▶ Written problem:
Omit any picture, and return the remaining data exactly as written.

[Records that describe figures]

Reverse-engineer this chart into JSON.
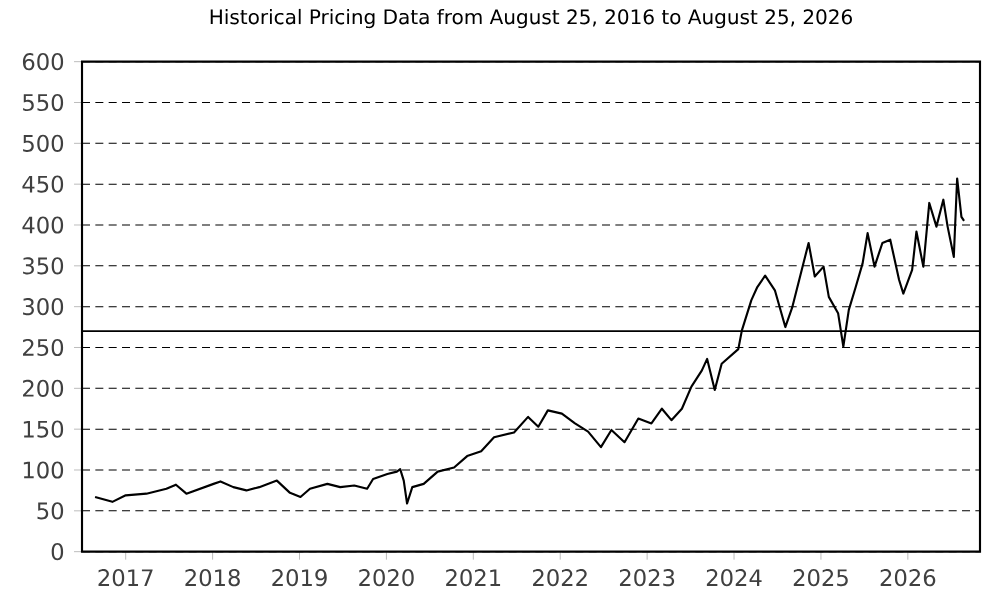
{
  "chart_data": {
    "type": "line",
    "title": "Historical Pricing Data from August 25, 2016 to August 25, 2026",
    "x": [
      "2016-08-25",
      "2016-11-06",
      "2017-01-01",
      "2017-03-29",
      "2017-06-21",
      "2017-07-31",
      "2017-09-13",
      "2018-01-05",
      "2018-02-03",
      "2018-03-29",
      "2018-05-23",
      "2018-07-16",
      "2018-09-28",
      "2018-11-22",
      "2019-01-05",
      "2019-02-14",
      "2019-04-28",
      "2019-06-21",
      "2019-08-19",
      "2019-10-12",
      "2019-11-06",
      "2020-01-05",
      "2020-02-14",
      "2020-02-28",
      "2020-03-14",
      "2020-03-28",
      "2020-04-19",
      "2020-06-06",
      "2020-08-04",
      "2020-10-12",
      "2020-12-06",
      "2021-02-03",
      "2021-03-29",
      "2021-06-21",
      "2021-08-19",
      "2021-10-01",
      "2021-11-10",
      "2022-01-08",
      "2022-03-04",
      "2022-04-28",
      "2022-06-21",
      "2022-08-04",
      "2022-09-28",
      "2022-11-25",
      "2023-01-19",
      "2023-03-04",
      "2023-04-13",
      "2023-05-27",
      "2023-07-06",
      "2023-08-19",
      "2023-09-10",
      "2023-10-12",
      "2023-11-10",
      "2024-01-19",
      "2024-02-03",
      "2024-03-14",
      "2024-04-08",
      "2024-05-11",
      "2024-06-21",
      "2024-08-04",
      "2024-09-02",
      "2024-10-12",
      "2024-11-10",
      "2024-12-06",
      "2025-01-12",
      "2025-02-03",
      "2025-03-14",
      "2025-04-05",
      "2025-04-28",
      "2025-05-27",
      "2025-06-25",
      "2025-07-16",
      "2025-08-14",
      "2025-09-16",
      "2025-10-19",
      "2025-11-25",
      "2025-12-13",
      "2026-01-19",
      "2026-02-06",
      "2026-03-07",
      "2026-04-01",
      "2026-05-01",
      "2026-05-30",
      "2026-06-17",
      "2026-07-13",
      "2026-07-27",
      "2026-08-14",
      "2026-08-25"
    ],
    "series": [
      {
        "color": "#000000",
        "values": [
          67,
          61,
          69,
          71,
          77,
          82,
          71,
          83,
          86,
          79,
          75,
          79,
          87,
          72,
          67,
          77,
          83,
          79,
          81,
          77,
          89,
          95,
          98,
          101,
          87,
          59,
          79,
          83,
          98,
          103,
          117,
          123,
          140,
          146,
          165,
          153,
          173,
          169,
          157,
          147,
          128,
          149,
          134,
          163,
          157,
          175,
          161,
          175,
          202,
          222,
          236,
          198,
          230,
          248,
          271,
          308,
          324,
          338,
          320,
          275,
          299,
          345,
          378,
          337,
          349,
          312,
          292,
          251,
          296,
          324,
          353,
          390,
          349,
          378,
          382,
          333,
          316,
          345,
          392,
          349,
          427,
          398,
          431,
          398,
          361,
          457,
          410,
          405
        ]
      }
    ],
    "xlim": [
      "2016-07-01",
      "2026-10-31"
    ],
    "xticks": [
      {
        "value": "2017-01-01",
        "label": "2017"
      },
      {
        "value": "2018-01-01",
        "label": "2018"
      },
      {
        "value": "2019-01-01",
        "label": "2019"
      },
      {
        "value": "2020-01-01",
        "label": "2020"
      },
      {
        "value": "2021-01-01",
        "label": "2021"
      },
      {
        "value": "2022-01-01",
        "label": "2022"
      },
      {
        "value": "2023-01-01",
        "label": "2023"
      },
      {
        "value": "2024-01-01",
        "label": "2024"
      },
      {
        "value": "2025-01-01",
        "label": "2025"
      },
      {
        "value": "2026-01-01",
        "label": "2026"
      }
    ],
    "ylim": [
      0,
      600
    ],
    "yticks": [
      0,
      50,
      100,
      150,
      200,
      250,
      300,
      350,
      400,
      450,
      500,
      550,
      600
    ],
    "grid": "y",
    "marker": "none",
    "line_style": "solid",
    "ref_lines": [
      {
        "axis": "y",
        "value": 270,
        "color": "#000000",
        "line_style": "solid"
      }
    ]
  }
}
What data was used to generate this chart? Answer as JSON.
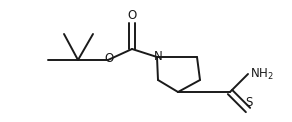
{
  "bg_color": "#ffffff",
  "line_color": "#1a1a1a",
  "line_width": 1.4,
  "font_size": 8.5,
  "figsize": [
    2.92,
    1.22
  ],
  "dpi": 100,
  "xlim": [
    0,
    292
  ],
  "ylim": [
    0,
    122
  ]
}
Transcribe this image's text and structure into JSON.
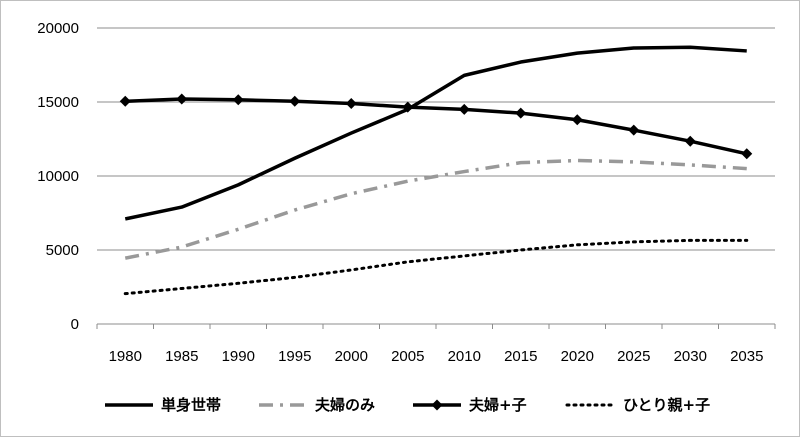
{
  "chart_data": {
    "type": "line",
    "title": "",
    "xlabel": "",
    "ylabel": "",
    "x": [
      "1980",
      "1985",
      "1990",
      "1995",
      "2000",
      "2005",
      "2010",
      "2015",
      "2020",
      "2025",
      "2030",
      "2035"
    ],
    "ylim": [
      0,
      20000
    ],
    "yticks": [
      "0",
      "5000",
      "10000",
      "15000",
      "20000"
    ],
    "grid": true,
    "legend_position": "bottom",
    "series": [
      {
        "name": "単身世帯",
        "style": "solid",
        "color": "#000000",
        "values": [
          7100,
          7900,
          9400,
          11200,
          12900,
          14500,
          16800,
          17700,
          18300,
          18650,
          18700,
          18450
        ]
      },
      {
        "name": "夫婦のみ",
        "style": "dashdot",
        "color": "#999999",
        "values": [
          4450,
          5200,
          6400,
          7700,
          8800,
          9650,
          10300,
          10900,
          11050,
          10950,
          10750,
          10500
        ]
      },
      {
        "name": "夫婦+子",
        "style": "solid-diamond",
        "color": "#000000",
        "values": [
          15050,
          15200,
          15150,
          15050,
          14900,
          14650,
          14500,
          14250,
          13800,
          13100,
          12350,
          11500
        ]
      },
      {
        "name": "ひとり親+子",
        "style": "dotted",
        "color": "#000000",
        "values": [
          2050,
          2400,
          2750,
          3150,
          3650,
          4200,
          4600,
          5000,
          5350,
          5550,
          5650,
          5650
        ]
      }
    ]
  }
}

▶ Result for this task:
Reverse-engineer this chart into JSON.
{
  "chart_data": {
    "type": "line",
    "title": "Historical Pricing Data from August 25, 2016 to August 25, 2026",
    "x": [
      "2016-08-25",
      "2016-11-06",
      "2017-01-01",
      "2017-03-29",
      "2017-06-21",
      "2017-07-31",
      "2017-09-13",
      "2018-01-05",
      "2018-02-03",
      "2018-03-29",
      "2018-05-23",
      "2018-07-16",
      "2018-09-28",
      "2018-11-22",
      "2019-01-05",
      "2019-02-14",
      "2019-04-28",
      "2019-06-21",
      "2019-08-19",
      "2019-10-12",
      "2019-11-06",
      "2020-01-05",
      "2020-02-14",
      "2020-02-28",
      "2020-03-14",
      "2020-03-28",
      "2020-04-19",
      "2020-06-06",
      "2020-08-04",
      "2020-10-12",
      "2020-12-06",
      "2021-02-03",
      "2021-03-29",
      "2021-06-21",
      "2021-08-19",
      "2021-10-01",
      "2021-11-10",
      "2022-01-08",
      "2022-03-04",
      "2022-04-28",
      "2022-06-21",
      "2022-08-04",
      "2022-09-28",
      "2022-11-25",
      "2023-01-19",
      "2023-03-04",
      "2023-04-13",
      "2023-05-27",
      "2023-07-06",
      "2023-08-19",
      "2023-09-10",
      "2023-10-12",
      "2023-11-10",
      "2024-01-19",
      "2024-02-03",
      "2024-03-14",
      "2024-04-08",
      "2024-05-11",
      "2024-06-21",
      "2024-08-04",
      "2024-09-02",
      "2024-10-12",
      "2024-11-10",
      "2024-12-06",
      "2025-01-12",
      "2025-02-03",
      "2025-03-14",
      "2025-04-05",
      "2025-04-28",
      "2025-05-27",
      "2025-06-25",
      "2025-07-16",
      "2025-08-14",
      "2025-09-16",
      "2025-10-19",
      "2025-11-25",
      "2025-12-13",
      "2026-01-19",
      "2026-02-06",
      "2026-03-07",
      "2026-04-01",
      "2026-05-01",
      "2026-05-30",
      "2026-06-17",
      "2026-07-13",
      "2026-07-27",
      "2026-08-14",
      "2026-08-25"
    ],
    "series": [
      {
        "color": "#000000",
        "values": [
          67,
          61,
          69,
          71,
          77,
          82,
          71,
          83,
          86,
          79,
          75,
          79,
          87,
          72,
          67,
          77,
          83,
          79,
          81,
          77,
          89,
          95,
          98,
          101,
          87,
          59,
          79,
          83,
          98,
          103,
          117,
          123,
          140,
          146,
          165,
          153,
          173,
          169,
          157,
          147,
          128,
          149,
          134,
          163,
          157,
          175,
          161,
          175,
          202,
          222,
          236,
          198,
          230,
          248,
          271,
          308,
          324,
          338,
          320,
          275,
          299,
          345,
          378,
          337,
          349,
          312,
          292,
          251,
          296,
          324,
          353,
          390,
          349,
          378,
          382,
          333,
          316,
          345,
          392,
          349,
          427,
          398,
          431,
          398,
          361,
          457,
          410,
          405
        ]
      }
    ],
    "xlim": [
      "2016-07-01",
      "2026-10-31"
    ],
    "xticks": [
      {
        "value": "2017-01-01",
        "label": "2017"
      },
      {
        "value": "2018-01-01",
        "label": "2018"
      },
      {
        "value": "2019-01-01",
        "label": "2019"
      },
      {
        "value": "2020-01-01",
        "label": "2020"
      },
      {
        "value": "2021-01-01",
        "label": "2021"
      },
      {
        "value": "2022-01-01",
        "label": "2022"
      },
      {
        "value": "2023-01-01",
        "label": "2023"
      },
      {
        "value": "2024-01-01",
        "label": "2024"
      },
      {
        "value": "2025-01-01",
        "label": "2025"
      },
      {
        "value": "2026-01-01",
        "label": "2026"
      }
    ],
    "ylim": [
      0,
      600
    ],
    "yticks": [
      0,
      50,
      100,
      150,
      200,
      250,
      300,
      350,
      400,
      450,
      500,
      550,
      600
    ],
    "grid": "y",
    "marker": "none",
    "line_style": "solid",
    "ref_lines": [
      {
        "axis": "y",
        "value": 270,
        "color": "#000000",
        "line_style": "solid"
      }
    ]
  }
}
What data was used to generate this chart? Answer as JSON.
{
  "bg_color": "#ffffff",
  "line_color": "#1a1a1a",
  "line_width": 1.4,
  "font_size": 8.5,
  "figsize": [
    2.92,
    1.22
  ],
  "dpi": 100,
  "xlim": [
    0,
    292
  ],
  "ylim": [
    0,
    122
  ]
}
Transcribe this image's text and structure into JSON.
{
  "chart_data": {
    "type": "line",
    "title": "",
    "xlabel": "",
    "ylabel": "",
    "x": [
      "1980",
      "1985",
      "1990",
      "1995",
      "2000",
      "2005",
      "2010",
      "2015",
      "2020",
      "2025",
      "2030",
      "2035"
    ],
    "ylim": [
      0,
      20000
    ],
    "yticks": [
      "0",
      "5000",
      "10000",
      "15000",
      "20000"
    ],
    "grid": true,
    "legend_position": "bottom",
    "series": [
      {
        "name": "単身世帯",
        "style": "solid",
        "color": "#000000",
        "values": [
          7100,
          7900,
          9400,
          11200,
          12900,
          14500,
          16800,
          17700,
          18300,
          18650,
          18700,
          18450
        ]
      },
      {
        "name": "夫婦のみ",
        "style": "dashdot",
        "color": "#999999",
        "values": [
          4450,
          5200,
          6400,
          7700,
          8800,
          9650,
          10300,
          10900,
          11050,
          10950,
          10750,
          10500
        ]
      },
      {
        "name": "夫婦+子",
        "style": "solid-diamond",
        "color": "#000000",
        "values": [
          15050,
          15200,
          15150,
          15050,
          14900,
          14650,
          14500,
          14250,
          13800,
          13100,
          12350,
          11500
        ]
      },
      {
        "name": "ひとり親+子",
        "style": "dotted",
        "color": "#000000",
        "values": [
          2050,
          2400,
          2750,
          3150,
          3650,
          4200,
          4600,
          5000,
          5350,
          5550,
          5650,
          5650
        ]
      }
    ]
  }
}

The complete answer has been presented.